● **What is asked**
Lines from the one containing "Transcribe the text in this document." through the last line of the data are to be repeated word for word, both ends included.
:: Records for this task ::
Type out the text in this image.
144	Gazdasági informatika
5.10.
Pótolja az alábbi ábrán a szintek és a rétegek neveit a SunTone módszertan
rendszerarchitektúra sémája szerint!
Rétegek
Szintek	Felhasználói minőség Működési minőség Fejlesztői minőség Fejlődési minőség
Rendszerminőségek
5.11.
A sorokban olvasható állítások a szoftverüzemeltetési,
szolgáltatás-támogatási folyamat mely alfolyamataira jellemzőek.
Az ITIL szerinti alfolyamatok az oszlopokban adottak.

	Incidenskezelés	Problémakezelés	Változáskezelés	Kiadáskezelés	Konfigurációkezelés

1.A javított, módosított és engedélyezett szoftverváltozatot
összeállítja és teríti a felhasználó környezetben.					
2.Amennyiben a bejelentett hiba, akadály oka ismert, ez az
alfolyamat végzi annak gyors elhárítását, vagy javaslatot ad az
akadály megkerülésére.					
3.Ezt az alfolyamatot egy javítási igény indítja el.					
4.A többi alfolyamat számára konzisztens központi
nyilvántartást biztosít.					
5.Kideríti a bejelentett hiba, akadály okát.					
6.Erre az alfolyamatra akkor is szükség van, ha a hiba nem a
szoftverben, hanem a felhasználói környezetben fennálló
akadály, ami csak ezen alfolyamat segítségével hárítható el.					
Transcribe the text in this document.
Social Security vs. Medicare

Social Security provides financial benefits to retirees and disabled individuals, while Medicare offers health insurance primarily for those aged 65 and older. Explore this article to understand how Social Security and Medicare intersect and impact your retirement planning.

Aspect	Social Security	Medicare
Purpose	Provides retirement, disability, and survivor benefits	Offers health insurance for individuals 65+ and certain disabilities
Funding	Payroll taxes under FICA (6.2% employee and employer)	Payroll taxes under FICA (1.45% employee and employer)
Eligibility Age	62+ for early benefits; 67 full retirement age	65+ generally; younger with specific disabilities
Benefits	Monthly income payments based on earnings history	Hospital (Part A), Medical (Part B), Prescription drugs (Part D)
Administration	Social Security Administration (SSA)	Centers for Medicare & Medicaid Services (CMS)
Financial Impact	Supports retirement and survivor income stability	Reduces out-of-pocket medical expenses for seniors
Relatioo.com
:::
● **Expected answer**
Transcribe the text in this document.
Social Security vs. Medicare

Social Security provides financial benefits to retirees and disabled individuals, while Medicare offers health insurance primarily for those aged 65 and older. Explore this article to understand how Social Security and Medicare intersect and impact your retirement planning.

Aspect	Social Security	Medicare
Purpose	Provides retirement, disability, and survivor benefits	Offers health insurance for individuals 65+ and certain disabilities
Funding	Payroll taxes under FICA (6.2% employee and employer)	Payroll taxes under FICA (1.45% employee and employer)
Eligibility Age	62+ for early benefits; 67 full retirement age	65+ generally; younger with specific disabilities
Benefits	Monthly income payments based on earnings history	Hospital (Part A), Medical (Part B), Prescription drugs (Part D)
Administration	Social Security Administration (SSA)	Centers for Medicare & Medicaid Services (CMS)
Financial Impact	Supports retirement and survivor income stability	Reduces out-of-pocket medical expenses for seniors
Relatioo.com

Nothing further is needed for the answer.